Exercise prompt
Give back all the data exactly, line by line.

(Records from a data collection)
>>>>>

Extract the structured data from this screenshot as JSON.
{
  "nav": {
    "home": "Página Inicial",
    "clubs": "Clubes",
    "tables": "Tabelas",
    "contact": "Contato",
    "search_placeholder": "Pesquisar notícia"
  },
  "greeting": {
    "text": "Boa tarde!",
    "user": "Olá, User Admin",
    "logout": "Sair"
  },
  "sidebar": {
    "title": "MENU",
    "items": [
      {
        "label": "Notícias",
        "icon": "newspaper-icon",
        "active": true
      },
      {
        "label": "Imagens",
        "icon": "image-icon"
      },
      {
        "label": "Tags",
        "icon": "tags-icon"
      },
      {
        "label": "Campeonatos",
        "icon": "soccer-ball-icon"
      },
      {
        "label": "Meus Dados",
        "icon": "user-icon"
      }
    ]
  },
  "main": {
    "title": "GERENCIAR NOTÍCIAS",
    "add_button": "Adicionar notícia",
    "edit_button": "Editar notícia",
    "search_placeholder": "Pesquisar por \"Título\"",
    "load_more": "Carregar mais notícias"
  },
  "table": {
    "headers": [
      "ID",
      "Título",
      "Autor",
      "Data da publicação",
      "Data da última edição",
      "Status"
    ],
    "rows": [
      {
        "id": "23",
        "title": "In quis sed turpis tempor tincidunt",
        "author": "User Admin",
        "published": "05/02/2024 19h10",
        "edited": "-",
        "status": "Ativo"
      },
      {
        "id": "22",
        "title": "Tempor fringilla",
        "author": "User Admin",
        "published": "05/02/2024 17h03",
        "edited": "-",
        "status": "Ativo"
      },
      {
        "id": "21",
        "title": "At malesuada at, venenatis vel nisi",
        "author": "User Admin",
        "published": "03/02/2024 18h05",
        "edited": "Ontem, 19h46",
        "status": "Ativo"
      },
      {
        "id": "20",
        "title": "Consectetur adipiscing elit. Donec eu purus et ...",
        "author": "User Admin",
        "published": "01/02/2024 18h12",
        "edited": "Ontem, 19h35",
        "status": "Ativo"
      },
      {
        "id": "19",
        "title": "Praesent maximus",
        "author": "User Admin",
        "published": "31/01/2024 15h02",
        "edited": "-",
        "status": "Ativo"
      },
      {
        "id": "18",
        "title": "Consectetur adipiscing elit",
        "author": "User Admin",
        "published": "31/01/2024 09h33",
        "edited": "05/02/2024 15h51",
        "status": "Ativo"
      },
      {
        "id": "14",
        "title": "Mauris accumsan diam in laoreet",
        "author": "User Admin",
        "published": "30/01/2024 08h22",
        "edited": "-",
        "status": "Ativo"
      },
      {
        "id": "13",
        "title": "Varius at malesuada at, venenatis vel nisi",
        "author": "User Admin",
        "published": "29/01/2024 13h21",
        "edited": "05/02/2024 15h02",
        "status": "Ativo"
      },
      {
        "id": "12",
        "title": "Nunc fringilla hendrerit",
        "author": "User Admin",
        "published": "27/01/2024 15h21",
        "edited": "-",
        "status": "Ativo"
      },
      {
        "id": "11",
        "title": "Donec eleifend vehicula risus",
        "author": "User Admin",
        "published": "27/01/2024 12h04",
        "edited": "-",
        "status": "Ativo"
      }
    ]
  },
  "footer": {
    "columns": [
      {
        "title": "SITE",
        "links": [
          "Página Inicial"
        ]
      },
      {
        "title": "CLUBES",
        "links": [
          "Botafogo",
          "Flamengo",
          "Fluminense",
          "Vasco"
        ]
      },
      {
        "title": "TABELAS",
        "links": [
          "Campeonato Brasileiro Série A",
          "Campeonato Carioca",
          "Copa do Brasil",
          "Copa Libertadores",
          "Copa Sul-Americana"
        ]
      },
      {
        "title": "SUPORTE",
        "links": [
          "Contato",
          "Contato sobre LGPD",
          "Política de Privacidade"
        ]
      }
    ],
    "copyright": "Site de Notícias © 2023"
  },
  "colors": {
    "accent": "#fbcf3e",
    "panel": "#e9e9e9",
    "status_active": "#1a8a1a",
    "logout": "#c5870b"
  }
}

<<<<<

Answer
Extract the structured data from this screenshot as JSON.
{
  "nav": {
    "home": "Página Inicial",
    "clubs": "Clubes",
    "tables": "Tabelas",
    "contact": "Contato",
    "search_placeholder": "Pesquisar notícia"
  },
  "greeting": {
    "text": "Boa tarde!",
    "user": "Olá, User Admin",
    "logout": "Sair"
  },
  "sidebar": {
    "title": "MENU",
    "items": [
      {
        "label": "Notícias",
        "icon": "newspaper-icon",
        "active": true
      },
      {
        "label": "Imagens",
        "icon": "image-icon"
      },
      {
        "label": "Tags",
        "icon": "tags-icon"
      },
      {
        "label": "Campeonatos",
        "icon": "soccer-ball-icon"
      },
      {
        "label": "Meus Dados",
        "icon": "user-icon"
      }
    ]
  },
  "main": {
    "title": "GERENCIAR NOTÍCIAS",
    "add_button": "Adicionar notícia",
    "edit_button": "Editar notícia",
    "search_placeholder": "Pesquisar por \"Título\"",
    "load_more": "Carregar mais notícias"
  },
  "table": {
    "headers": [
      "ID",
      "Título",
      "Autor",
      "Data da publicação",
      "Data da última edição",
      "Status"
    ],
    "rows": [
      {
        "id": "23",
        "title": "In quis sed turpis tempor tincidunt",
        "author": "User Admin",
        "published": "05/02/2024 19h10",
        "edited": "-",
        "status": "Ativo"
      },
      {
        "id": "22",
        "title": "Tempor fringilla",
        "author": "User Admin",
        "published": "05/02/2024 17h03",
        "edited": "-",
        "status": "Ativo"
      },
      {
        "id": "21",
        "title": "At malesuada at, venenatis vel nisi",
        "author": "User Admin",
        "published": "03/02/2024 18h05",
        "edited": "Ontem, 19h46",
        "status": "Ativo"
      },
      {
        "id": "20",
        "title": "Consectetur adipiscing elit. Donec eu purus et ...",
        "author": "User Admin",
        "published": "01/02/2024 18h12",
        "edited": "Ontem, 19h35",
        "status": "Ativo"
      },
      {
        "id": "19",
        "title": "Praesent maximus",
        "author": "User Admin",
        "published": "31/01/2024 15h02",
        "edited": "-",
        "status": "Ativo"
      },
      {
        "id": "18",
        "title": "Consectetur adipiscing elit",
        "author": "User Admin",
        "published": "31/01/2024 09h33",
        "edited": "05/02/2024 15h51",
        "status": "Ativo"
      },
      {
        "id": "14",
        "title": "Mauris accumsan diam in laoreet",
        "author": "User Admin",
        "published": "30/01/2024 08h22",
        "edited": "-",
        "status": "Ativo"
      },
      {
        "id": "13",
        "title": "Varius at malesuada at, venenatis vel nisi",
        "author": "User Admin",
        "published": "29/01/2024 13h21",
        "edited": "05/02/2024 15h02",
        "status": "Ativo"
      },
      {
        "id": "12",
        "title": "Nunc fringilla hendrerit",
        "author": "User Admin",
        "published": "27/01/2024 15h21",
        "edited": "-",
        "status": "Ativo"
      },
      {
        "id": "11",
        "title": "Donec eleifend vehicula risus",
        "author": "User Admin",
        "published": "27/01/2024 12h04",
        "edited": "-",
        "status": "Ativo"
      }
    ]
  },
  "footer": {
    "columns": [
      {
        "title": "SITE",
        "links": [
          "Página Inicial"
        ]
      },
      {
        "title": "CLUBES",
        "links": [
          "Botafogo",
          "Flamengo",
          "Fluminense",
          "Vasco"
        ]
      },
      {
        "title": "TABELAS",
        "links": [
          "Campeonato Brasileiro Série A",
          "Campeonato Carioca",
          "Copa do Brasil",
          "Copa Libertadores",
          "Copa Sul-Americana"
        ]
      },
      {
        "title": "SUPORTE",
        "links": [
          "Contato",
          "Contato sobre LGPD",
          "Política de Privacidade"
        ]
      }
    ],
    "copyright": "Site de Notícias © 2023"
  },
  "colors": {
    "accent": "#fbcf3e",
    "panel": "#e9e9e9",
    "status_active": "#1a8a1a",
    "logout": "#c5870b"
  }
}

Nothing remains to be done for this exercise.